EXERCISE. Every line of the material below must be repeated exactly.

[Figure dataset records]
○ ○ ○

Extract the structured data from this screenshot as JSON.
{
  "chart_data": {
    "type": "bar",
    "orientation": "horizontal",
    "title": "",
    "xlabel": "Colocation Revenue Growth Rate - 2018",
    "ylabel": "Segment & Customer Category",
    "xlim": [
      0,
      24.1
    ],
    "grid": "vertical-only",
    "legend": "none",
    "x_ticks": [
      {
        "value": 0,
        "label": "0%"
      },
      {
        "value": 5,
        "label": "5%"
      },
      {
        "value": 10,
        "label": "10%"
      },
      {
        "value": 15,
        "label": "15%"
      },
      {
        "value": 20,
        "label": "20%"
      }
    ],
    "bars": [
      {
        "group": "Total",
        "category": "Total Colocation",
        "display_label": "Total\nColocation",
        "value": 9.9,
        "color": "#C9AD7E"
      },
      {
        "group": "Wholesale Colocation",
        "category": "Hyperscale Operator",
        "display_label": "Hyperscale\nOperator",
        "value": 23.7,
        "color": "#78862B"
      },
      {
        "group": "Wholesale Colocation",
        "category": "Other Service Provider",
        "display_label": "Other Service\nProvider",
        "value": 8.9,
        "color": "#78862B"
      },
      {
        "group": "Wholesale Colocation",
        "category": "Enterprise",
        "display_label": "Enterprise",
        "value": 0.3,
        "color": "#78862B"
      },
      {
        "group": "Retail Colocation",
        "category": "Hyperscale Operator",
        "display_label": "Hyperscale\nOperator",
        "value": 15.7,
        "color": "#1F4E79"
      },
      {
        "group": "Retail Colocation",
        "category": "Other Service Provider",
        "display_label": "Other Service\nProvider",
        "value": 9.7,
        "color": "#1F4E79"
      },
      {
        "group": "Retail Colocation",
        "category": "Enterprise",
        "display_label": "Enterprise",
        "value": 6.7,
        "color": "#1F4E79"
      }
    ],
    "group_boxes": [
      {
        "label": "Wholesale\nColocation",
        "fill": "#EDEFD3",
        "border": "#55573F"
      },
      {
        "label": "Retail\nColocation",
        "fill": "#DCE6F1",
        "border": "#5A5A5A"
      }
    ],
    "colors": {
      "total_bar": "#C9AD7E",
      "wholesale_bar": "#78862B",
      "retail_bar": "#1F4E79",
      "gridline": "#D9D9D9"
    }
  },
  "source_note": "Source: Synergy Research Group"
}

○ ○ ○

FULL ANSWER.
Extract the structured data from this screenshot as JSON.
{
  "chart_data": {
    "type": "bar",
    "orientation": "horizontal",
    "title": "",
    "xlabel": "Colocation Revenue Growth Rate - 2018",
    "ylabel": "Segment & Customer Category",
    "xlim": [
      0,
      24.1
    ],
    "grid": "vertical-only",
    "legend": "none",
    "x_ticks": [
      {
        "value": 0,
        "label": "0%"
      },
      {
        "value": 5,
        "label": "5%"
      },
      {
        "value": 10,
        "label": "10%"
      },
      {
        "value": 15,
        "label": "15%"
      },
      {
        "value": 20,
        "label": "20%"
      }
    ],
    "bars": [
      {
        "group": "Total",
        "category": "Total Colocation",
        "display_label": "Total\nColocation",
        "value": 9.9,
        "color": "#C9AD7E"
      },
      {
        "group": "Wholesale Colocation",
        "category": "Hyperscale Operator",
        "display_label": "Hyperscale\nOperator",
        "value": 23.7,
        "color": "#78862B"
      },
      {
        "group": "Wholesale Colocation",
        "category": "Other Service Provider",
        "display_label": "Other Service\nProvider",
        "value": 8.9,
        "color": "#78862B"
      },
      {
        "group": "Wholesale Colocation",
        "category": "Enterprise",
        "display_label": "Enterprise",
        "value": 0.3,
        "color": "#78862B"
      },
      {
        "group": "Retail Colocation",
        "category": "Hyperscale Operator",
        "display_label": "Hyperscale\nOperator",
        "value": 15.7,
        "color": "#1F4E79"
      },
      {
        "group": "Retail Colocation",
        "category": "Other Service Provider",
        "display_label": "Other Service\nProvider",
        "value": 9.7,
        "color": "#1F4E79"
      },
      {
        "group": "Retail Colocation",
        "category": "Enterprise",
        "display_label": "Enterprise",
        "value": 6.7,
        "color": "#1F4E79"
      }
    ],
    "group_boxes": [
      {
        "label": "Wholesale\nColocation",
        "fill": "#EDEFD3",
        "border": "#55573F"
      },
      {
        "label": "Retail\nColocation",
        "fill": "#DCE6F1",
        "border": "#5A5A5A"
      }
    ],
    "colors": {
      "total_bar": "#C9AD7E",
      "wholesale_bar": "#78862B",
      "retail_bar": "#1F4E79",
      "gridline": "#D9D9D9"
    }
  },
  "source_note": "Source: Synergy Research Group"
}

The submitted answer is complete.